# Set task:
Copy everything in the listing below word for word, apart from any images.

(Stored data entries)
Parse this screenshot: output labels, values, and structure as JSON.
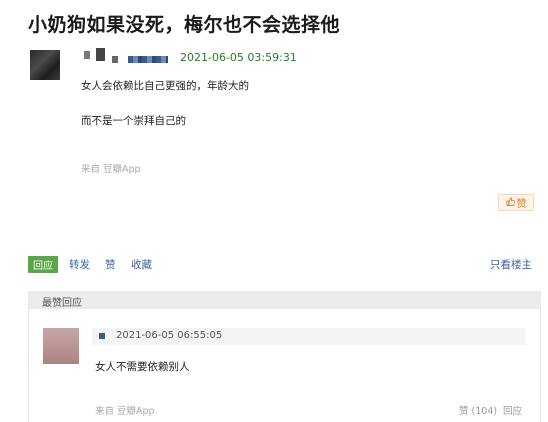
{
  "title": "小奶狗如果没死，梅尔也不会选择他",
  "post": {
    "timestamp": "2021-06-05 03:59:31",
    "lines": [
      "女人会依赖比自己更强的，年龄大的",
      "而不是一个崇拜自己的"
    ],
    "source": "来自 豆瓣App",
    "like_icon": "thumbs-up-icon",
    "like_label": "赞"
  },
  "actions": {
    "reply": "回应",
    "share": "转发",
    "like": "赞",
    "favorite": "收藏",
    "only_op": "只看楼主"
  },
  "hot_replies": {
    "header": "最赞回应",
    "items": [
      {
        "timestamp": "2021-06-05 06:55:05",
        "text": "女人不需要依赖别人",
        "source": "来自 豆瓣App",
        "likes": "赞 (104)",
        "reply_label": "回应"
      }
    ]
  },
  "colors": {
    "timestamp_green": "#2d7a2d",
    "link_blue": "#3a63a0",
    "reply_green": "#5aa64b",
    "like_orange": "#e07a2b"
  }
}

# Response:
Parse this screenshot: output labels, values, and structure as JSON.
{
  "title": "小奶狗如果没死，梅尔也不会选择他",
  "post": {
    "timestamp": "2021-06-05 03:59:31",
    "lines": [
      "女人会依赖比自己更强的，年龄大的",
      "而不是一个崇拜自己的"
    ],
    "source": "来自 豆瓣App",
    "like_icon": "thumbs-up-icon",
    "like_label": "赞"
  },
  "actions": {
    "reply": "回应",
    "share": "转发",
    "like": "赞",
    "favorite": "收藏",
    "only_op": "只看楼主"
  },
  "hot_replies": {
    "header": "最赞回应",
    "items": [
      {
        "timestamp": "2021-06-05 06:55:05",
        "text": "女人不需要依赖别人",
        "source": "来自 豆瓣App",
        "likes": "赞 (104)",
        "reply_label": "回应"
      }
    ]
  },
  "colors": {
    "timestamp_green": "#2d7a2d",
    "link_blue": "#3a63a0",
    "reply_green": "#5aa64b",
    "like_orange": "#e07a2b"
  }
}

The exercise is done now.